:: TEXTE SOURCE ::

De ce texte on a conclu, par une pratique constante, que les Français continueraient à partager, avec les Anglais et les autres peuples commerçants d'Europe, le droit de fréquenter ladite côte et d'y former de nouveaux établissements sur tous les points qui n'étaient pas occupés.

En vertu de ce droit, antérieur lui-même à 1783, les Portugais ont pris possession de Liquinehor, dans la Cazamance, du Rio-Cacheo, du Rio-Gaebio (où se trouve le fort de Bissao), du Rio-Bolole, etc., pays qui constituent la Guinée portugaise.

Les Anglais ont occupé Sierra-Leone (sans protestation de notre part, bien que nous fussions encore, en 1839, propriétaires de l'île de Gambie, située au confluent des rivières de Brumek et de Sierra-Leone et cédée à la France par un traité conclu avec les chefs le 14 janvier 1785), les îles de Los, il y a cinquante ans environ, et pris possession des Scarcies en 1878.

La France elle-même, après avoir échangé avec l'Angleterre Albreda (comptoir de la Gambie contre Portendick par ie traité du 7 mars 1857), a successivement planté son pavillon sur les points ci-après, en vertu de conventions passées avec les chefs indigènes :

Carabane (en 1836) et Sedhiou (en 1837,) dans la rivière de la Cazamance; Boké, dans le Rio-Nunez (traité du 21 janvier 1866); Boffa dans le Rio-Pongo (traité du 15 février 1866); enfin Benty, dans la Mellacorée, comprenant le Forrécarreah et le Tannah (traités des 22 novembre 1865 et 30 décembre 1866. Ces différentes prises de possession ont eu lieu, sinon sans quelques contestations, au moins sans conflits entre les puissances européennes intéressées, chacune d'elles opérant en vertu du droit de premier occupant dans des contrées voisines d'établissements antérieurs ou tout au moins de pays fréquentés par ses nationaux. Le moment devait cependant venir où des intérêts contradictoires soulèveraient des prétentions rivales et nécessiteraient l'adoption d'un modus vivendi entre les nations en cause. La question se posa à propos de l'ile de Matacong, située à l'entrée des rivières Mellacorée, Forrécarreah et Tannah, et où le gouverneur du Sénégal avait cru pouvoir établir un poste de douanes destiné à assurer la perception des taxes existant sur le commerce de ces cours d'eau. Les autorités anglaises de Sierra-Leone protestèrent contre cette mesure, invoquant des droits antérieurs sur l'île de Matacong, alors occupée par une maison anglaise, locataire elle-même d'une maison française qui en serait propriétaire.

:: ENTRÉES PRÉSENTÉES ::
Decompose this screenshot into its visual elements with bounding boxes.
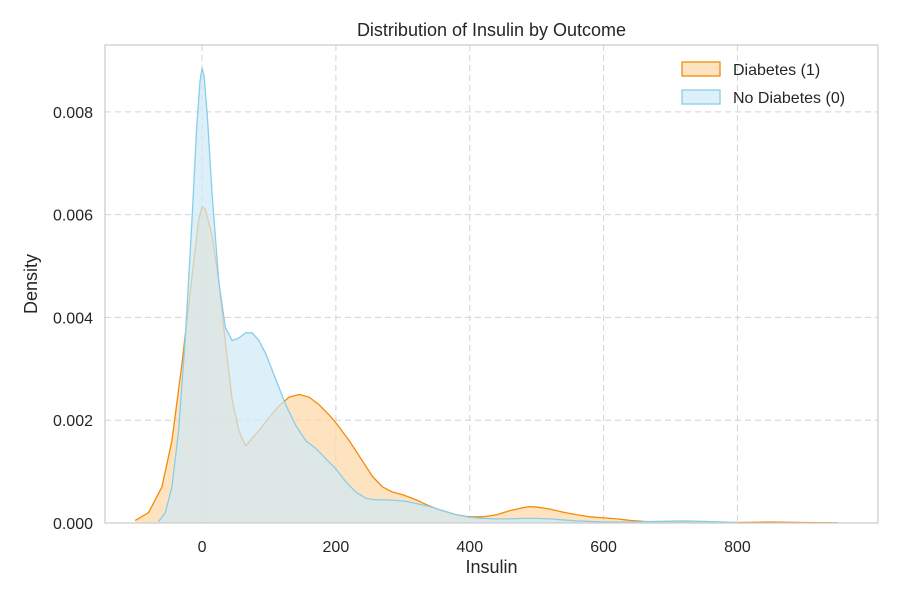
x-tick-label: 800 <box>724 539 751 556</box>
y-tick-label: 0.000 <box>53 516 93 533</box>
y-tick-label: 0.008 <box>53 105 93 122</box>
y-tick-label: 0.004 <box>53 310 93 327</box>
density-line-no-diabetes <box>158 67 738 524</box>
legend-swatch-diabetes <box>681 61 721 77</box>
y-tick-label: 0.002 <box>53 413 93 430</box>
chart-title: Distribution of Insulin by Outcome <box>357 20 626 40</box>
x-axis-label: Insulin <box>465 557 517 577</box>
y-axis-label: Density <box>21 254 41 314</box>
x-tick-label: 600 <box>590 539 617 556</box>
y-tick-label: 0.006 <box>53 208 93 225</box>
density-area-no-diabetes <box>158 68 738 523</box>
tick-group: 0 200 400 600 800 0.000 0.002 0.004 0.006 0.008 <box>53 105 751 556</box>
area-group <box>134 67 838 524</box>
x-tick-label: 200 <box>323 539 350 556</box>
legend-swatch-no-diabetes <box>681 89 721 105</box>
plot-frame <box>104 44 879 524</box>
x-tick-label: 0 <box>198 539 207 556</box>
legend-label-diabetes: Diabetes (1) <box>733 62 820 79</box>
legend: Diabetes (1) No Diabetes (0) <box>681 61 845 107</box>
x-tick-label: 400 <box>456 539 483 556</box>
legend-label-no-diabetes: No Diabetes (0) <box>733 90 845 107</box>
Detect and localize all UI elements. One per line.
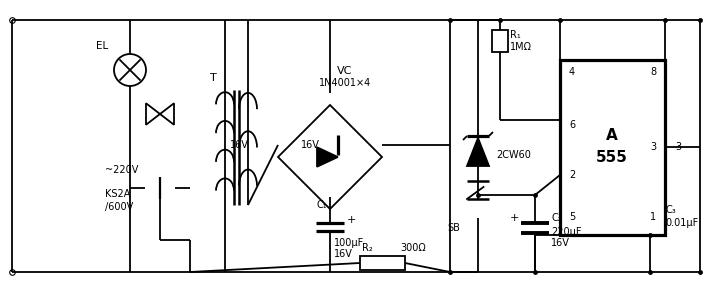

:: CONSIGNES ::
1. Dites si chacune des affirmations suivantes concorde avec le texte source en répondant par oui ou par non, puis citez mot pour mot les termes du texte qui tranchent la question. (a) Les Anglais ont pris possession des Scarcies en 1878. (b) Boffa se trouve dans le Rio-Nunez. (c) L'île de Gambie a été cédée à la France par un traité conclu avec les chefs le 14 janvier 1785.
2. D'après le texte source, qui a protesté contre le poste de douanes établi sur l'île de Matacong ?
3. Recopiez le passage du texte source depuis « En vertu de ce » jusqu'à « Scarcies en 1878. » inclus.
Les entrées forment un matériau distinct du texte source.

:: RÉPONSES DANS L'ORDRE ::
1.
(a) Oui : « et pris possession des Scarcies en 1878 ».
(b) Non : « Boffa dans le Rio-Pongo ».
(c) Oui : « cédée à la France par un traité conclu avec les chefs le 14 janvier 1785 ».

2. Les autorités anglaises de Sierra-Leone.

3.
En vertu de ce droit, antérieur lui-même à 1783, les Portugais ont pris possession de Liquinehor, dans la Cazamance, du Rio-Cacheo, du Rio-Gaebio (où se trouve le fort de Bissao), du Rio-Bolole, etc., pays qui constituent la Guinée portugaise.

Les Anglais ont occupé Sierra-Leone (sans protestation de notre part, bien que nous fussions encore, en 1839, propriétaires de l'île de Gambie, située au confluent des rivières de Brumek et de Sierra-Leone et cédée à la France par un traité conclu avec les chefs le 14 janvier 1785), les îles de Los, il y a cinquante ans environ, et pris possession des Scarcies en 1878.